### Text section

>> BEGIN

AI's eyes

How The Grid was teaching its Artificial Intelligence to see and paint.

Vilson Vieira

--

Note: I wrote this post back in the day I worked as an AI Engineer at The Grid. It was a crazy ride, with lots of interesting people and challenges. I left The Grid years ago but some ideas are still relevant to augment design using AI. The content of this post were originally published on The Grid itself and since there's no mirrors around, I'm sharing it here and I hope you enjoy it.

Augmenting and automating design of websites involve many steps and the areas I had my hands allover were on Computer Vision (CV) and Generative Art. We used a mix of traditional CV, generative algorithms and Machine Learning (ML) models, that when applied to design, got us the following features:

  • Saliency extraction: good to crop to region and text placement/overlay
  • Face detection: for emotion recognition and supporting detection of salient regions
  • Delaunay triangulation: to generate artistic backgrounds and picture styling
  • Image classification: to extract information/semantics from pictures
  • Sentiment analysis: to extract the general mood of a picture
  • Color extraction: to extract/quantize colors from pictures

Let's take a look on some of them in more details, shall we?

Saliency extraction

When we look into a picture we can naturally (and really fast!) determine what points get our attention first. A human face, a specific object, a region with higher contrast, those are both examples of salient areas. We can easily recognise those areas, but computers don't. So we have to teach them to.

>> END

Bounding box annotations:
>> BEGIN

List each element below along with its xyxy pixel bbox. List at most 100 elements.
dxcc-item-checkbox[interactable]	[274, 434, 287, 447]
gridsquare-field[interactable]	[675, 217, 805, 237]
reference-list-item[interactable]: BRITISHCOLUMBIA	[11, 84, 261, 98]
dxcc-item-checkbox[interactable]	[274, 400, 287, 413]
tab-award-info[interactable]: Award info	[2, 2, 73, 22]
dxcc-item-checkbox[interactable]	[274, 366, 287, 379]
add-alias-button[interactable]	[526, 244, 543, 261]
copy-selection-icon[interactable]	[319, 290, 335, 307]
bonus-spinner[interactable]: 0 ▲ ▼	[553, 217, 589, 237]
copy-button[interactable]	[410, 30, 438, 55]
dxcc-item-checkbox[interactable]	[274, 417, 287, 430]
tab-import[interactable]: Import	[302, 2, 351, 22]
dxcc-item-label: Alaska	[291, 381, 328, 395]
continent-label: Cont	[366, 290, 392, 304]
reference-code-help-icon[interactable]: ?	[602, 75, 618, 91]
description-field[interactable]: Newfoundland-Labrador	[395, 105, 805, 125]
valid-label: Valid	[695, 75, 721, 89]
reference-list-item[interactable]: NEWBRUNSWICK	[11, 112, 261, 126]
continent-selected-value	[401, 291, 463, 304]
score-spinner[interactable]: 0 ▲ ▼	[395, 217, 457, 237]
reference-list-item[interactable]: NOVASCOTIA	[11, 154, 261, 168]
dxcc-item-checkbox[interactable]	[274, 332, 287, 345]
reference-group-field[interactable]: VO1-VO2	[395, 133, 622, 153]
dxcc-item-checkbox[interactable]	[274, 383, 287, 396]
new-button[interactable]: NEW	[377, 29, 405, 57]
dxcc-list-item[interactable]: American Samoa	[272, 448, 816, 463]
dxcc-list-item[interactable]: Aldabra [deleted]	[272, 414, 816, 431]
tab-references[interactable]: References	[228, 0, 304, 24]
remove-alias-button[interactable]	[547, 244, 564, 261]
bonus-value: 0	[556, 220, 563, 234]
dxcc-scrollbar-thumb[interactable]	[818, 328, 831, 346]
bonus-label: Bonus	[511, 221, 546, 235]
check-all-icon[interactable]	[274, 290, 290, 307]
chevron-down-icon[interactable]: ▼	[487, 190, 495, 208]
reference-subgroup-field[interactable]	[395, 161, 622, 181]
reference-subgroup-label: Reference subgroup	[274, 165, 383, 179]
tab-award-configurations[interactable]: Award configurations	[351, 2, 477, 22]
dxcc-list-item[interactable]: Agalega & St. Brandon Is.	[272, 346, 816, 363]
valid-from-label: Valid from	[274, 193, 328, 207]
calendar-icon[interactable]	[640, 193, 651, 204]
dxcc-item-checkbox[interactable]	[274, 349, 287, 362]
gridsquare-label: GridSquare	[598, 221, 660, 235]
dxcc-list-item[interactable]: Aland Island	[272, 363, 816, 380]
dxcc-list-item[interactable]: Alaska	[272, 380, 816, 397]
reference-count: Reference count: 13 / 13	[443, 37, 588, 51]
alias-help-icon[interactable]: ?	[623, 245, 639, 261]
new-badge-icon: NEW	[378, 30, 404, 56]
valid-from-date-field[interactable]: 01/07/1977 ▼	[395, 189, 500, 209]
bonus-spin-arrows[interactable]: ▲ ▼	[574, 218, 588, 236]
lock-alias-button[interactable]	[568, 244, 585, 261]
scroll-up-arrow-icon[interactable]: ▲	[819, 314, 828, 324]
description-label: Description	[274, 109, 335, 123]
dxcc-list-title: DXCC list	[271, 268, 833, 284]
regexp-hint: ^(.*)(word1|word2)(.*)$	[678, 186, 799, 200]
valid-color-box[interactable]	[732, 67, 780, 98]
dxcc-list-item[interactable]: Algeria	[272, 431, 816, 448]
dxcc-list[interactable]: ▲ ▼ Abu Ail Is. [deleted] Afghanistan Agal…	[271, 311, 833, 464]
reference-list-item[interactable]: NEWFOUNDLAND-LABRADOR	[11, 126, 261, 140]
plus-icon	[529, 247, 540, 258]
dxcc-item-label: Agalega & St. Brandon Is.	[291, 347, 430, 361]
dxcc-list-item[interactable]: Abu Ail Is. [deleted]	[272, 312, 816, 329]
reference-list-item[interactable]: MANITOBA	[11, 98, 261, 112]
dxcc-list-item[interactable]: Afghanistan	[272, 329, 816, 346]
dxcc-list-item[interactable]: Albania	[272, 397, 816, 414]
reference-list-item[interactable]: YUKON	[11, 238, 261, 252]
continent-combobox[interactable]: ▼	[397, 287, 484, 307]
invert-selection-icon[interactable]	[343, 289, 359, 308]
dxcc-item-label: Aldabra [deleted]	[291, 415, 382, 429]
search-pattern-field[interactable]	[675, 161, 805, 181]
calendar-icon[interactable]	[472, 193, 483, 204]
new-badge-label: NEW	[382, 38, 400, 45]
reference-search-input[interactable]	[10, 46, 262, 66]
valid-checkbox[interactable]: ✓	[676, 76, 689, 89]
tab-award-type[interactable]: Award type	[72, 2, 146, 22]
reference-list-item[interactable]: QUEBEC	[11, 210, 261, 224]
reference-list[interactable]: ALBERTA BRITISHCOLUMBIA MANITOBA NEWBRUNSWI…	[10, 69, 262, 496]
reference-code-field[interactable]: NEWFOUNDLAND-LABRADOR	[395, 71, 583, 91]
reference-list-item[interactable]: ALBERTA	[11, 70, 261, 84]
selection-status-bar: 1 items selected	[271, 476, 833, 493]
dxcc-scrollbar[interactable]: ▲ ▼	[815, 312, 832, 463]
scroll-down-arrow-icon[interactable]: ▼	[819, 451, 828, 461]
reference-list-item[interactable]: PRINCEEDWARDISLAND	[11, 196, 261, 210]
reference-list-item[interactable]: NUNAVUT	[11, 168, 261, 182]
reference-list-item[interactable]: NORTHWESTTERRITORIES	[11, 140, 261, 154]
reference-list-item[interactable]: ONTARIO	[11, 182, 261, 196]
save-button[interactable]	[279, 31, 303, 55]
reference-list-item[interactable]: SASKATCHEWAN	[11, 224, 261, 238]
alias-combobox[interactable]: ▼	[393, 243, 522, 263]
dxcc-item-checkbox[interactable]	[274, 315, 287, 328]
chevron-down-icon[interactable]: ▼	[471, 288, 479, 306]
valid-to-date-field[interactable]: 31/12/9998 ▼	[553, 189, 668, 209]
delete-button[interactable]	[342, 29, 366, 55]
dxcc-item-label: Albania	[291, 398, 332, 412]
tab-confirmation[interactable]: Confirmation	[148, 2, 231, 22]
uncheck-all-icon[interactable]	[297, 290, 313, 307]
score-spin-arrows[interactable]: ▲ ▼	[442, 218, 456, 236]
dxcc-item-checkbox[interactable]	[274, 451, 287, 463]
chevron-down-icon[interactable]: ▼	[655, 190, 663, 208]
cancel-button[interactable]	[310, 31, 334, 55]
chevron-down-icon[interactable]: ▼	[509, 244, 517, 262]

>> END

### Task
In the post about how The Grid taught its AI to see, what was Delaunay triangulation used for?

### The answer
To generate artistic backgrounds and picture styling.